╔══

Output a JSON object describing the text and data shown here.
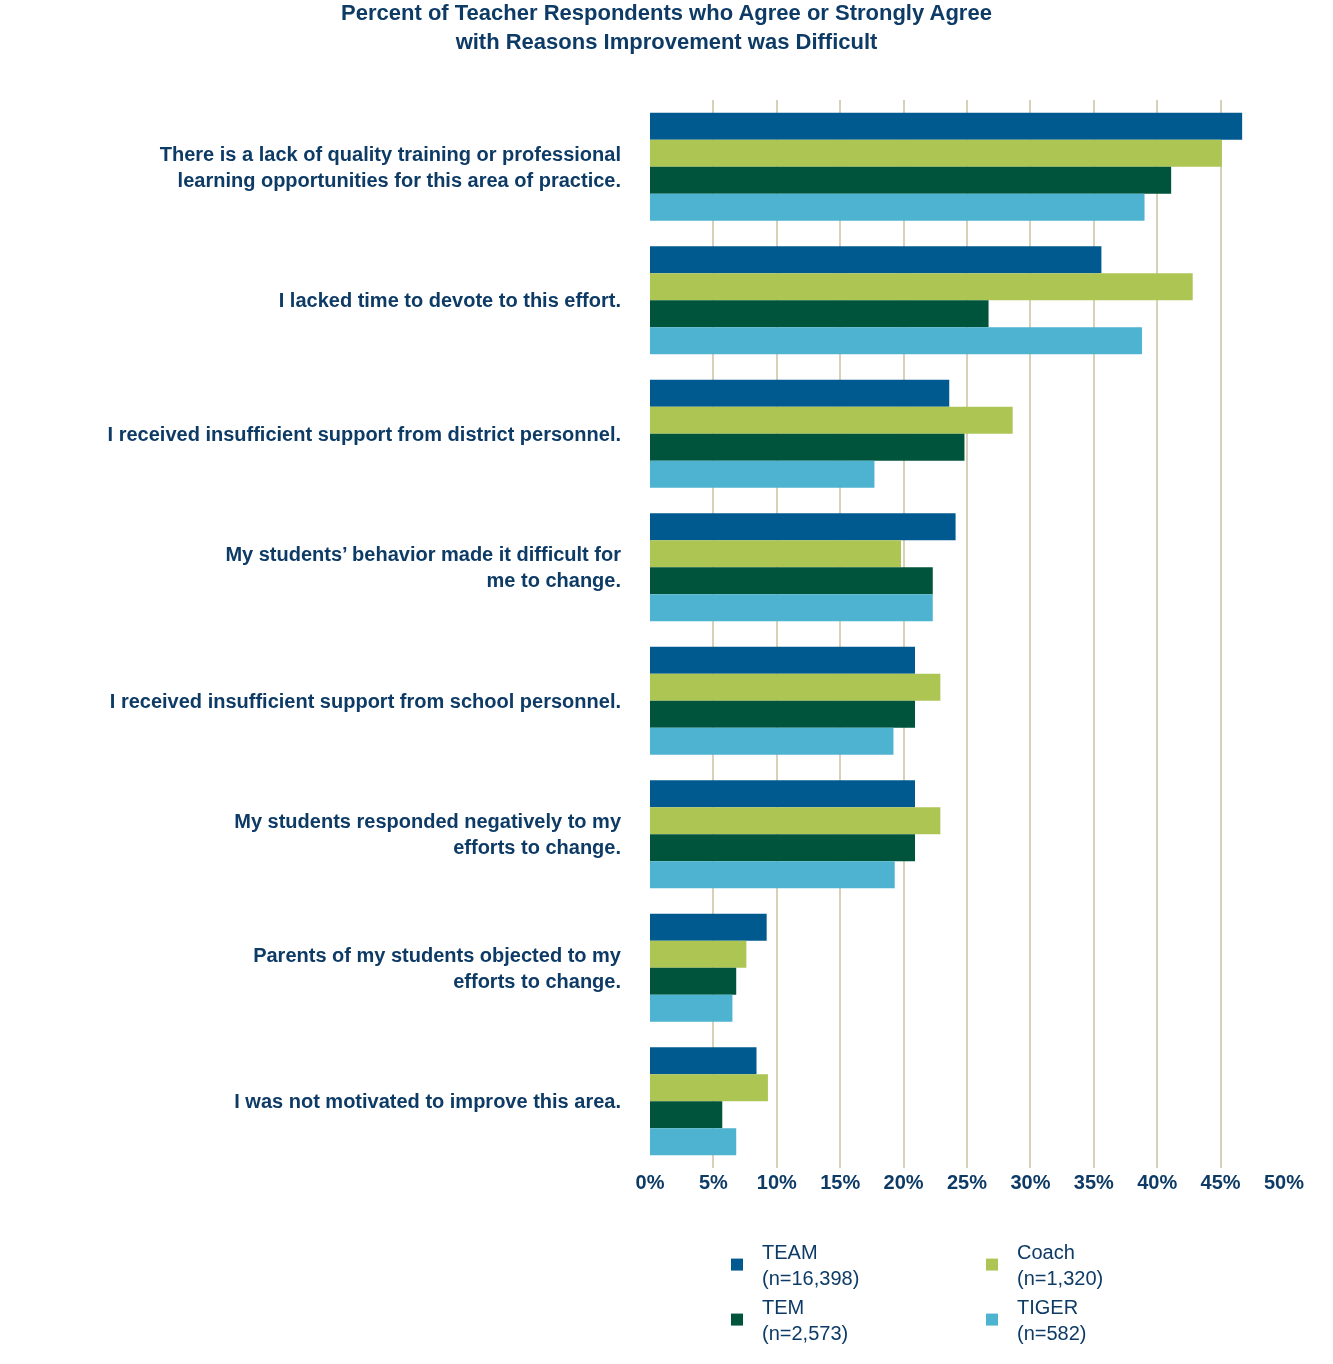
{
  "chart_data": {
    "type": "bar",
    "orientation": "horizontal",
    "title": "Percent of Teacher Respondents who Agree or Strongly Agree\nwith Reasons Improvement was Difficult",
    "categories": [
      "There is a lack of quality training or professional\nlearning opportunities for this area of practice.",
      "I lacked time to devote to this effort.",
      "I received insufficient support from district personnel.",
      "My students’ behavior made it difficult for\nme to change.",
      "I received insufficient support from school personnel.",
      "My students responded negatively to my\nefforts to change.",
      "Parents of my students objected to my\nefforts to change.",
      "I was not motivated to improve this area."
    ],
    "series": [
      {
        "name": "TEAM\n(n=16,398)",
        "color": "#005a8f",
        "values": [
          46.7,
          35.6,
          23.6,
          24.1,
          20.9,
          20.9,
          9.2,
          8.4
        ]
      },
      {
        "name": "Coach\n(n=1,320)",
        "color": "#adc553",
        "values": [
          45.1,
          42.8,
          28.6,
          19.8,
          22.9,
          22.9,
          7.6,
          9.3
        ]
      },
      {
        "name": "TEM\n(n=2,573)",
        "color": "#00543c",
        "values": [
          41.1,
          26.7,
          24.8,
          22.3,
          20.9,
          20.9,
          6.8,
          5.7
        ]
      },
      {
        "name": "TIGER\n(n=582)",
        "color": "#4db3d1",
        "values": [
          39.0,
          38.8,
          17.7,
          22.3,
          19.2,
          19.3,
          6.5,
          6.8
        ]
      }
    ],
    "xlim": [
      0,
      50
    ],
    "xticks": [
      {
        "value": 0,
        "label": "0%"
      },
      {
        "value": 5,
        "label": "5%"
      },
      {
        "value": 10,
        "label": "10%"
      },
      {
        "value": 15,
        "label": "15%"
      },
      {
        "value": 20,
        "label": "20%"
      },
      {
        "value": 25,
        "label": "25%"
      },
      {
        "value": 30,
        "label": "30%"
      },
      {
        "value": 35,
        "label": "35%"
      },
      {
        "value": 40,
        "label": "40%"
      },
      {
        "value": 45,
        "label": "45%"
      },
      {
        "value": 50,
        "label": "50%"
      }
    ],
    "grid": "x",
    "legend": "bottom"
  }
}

╚══

◆ **WHAT IS BEING ASKED**:
Repeat the entries exactly. Pictures are excluded from the copy.

◆ **WORKED SOLUTION**:
Output a JSON object describing the text and data shown here.
{
  "chart_data": {
    "type": "bar",
    "orientation": "horizontal",
    "title": "Percent of Teacher Respondents who Agree or Strongly Agree\nwith Reasons Improvement was Difficult",
    "categories": [
      "There is a lack of quality training or professional\nlearning opportunities for this area of practice.",
      "I lacked time to devote to this effort.",
      "I received insufficient support from district personnel.",
      "My students’ behavior made it difficult for\nme to change.",
      "I received insufficient support from school personnel.",
      "My students responded negatively to my\nefforts to change.",
      "Parents of my students objected to my\nefforts to change.",
      "I was not motivated to improve this area."
    ],
    "series": [
      {
        "name": "TEAM\n(n=16,398)",
        "color": "#005a8f",
        "values": [
          46.7,
          35.6,
          23.6,
          24.1,
          20.9,
          20.9,
          9.2,
          8.4
        ]
      },
      {
        "name": "Coach\n(n=1,320)",
        "color": "#adc553",
        "values": [
          45.1,
          42.8,
          28.6,
          19.8,
          22.9,
          22.9,
          7.6,
          9.3
        ]
      },
      {
        "name": "TEM\n(n=2,573)",
        "color": "#00543c",
        "values": [
          41.1,
          26.7,
          24.8,
          22.3,
          20.9,
          20.9,
          6.8,
          5.7
        ]
      },
      {
        "name": "TIGER\n(n=582)",
        "color": "#4db3d1",
        "values": [
          39.0,
          38.8,
          17.7,
          22.3,
          19.2,
          19.3,
          6.5,
          6.8
        ]
      }
    ],
    "xlim": [
      0,
      50
    ],
    "xticks": [
      {
        "value": 0,
        "label": "0%"
      },
      {
        "value": 5,
        "label": "5%"
      },
      {
        "value": 10,
        "label": "10%"
      },
      {
        "value": 15,
        "label": "15%"
      },
      {
        "value": 20,
        "label": "20%"
      },
      {
        "value": 25,
        "label": "25%"
      },
      {
        "value": 30,
        "label": "30%"
      },
      {
        "value": 35,
        "label": "35%"
      },
      {
        "value": 40,
        "label": "40%"
      },
      {
        "value": 45,
        "label": "45%"
      },
      {
        "value": 50,
        "label": "50%"
      }
    ],
    "grid": "x",
    "legend": "bottom"
  }
}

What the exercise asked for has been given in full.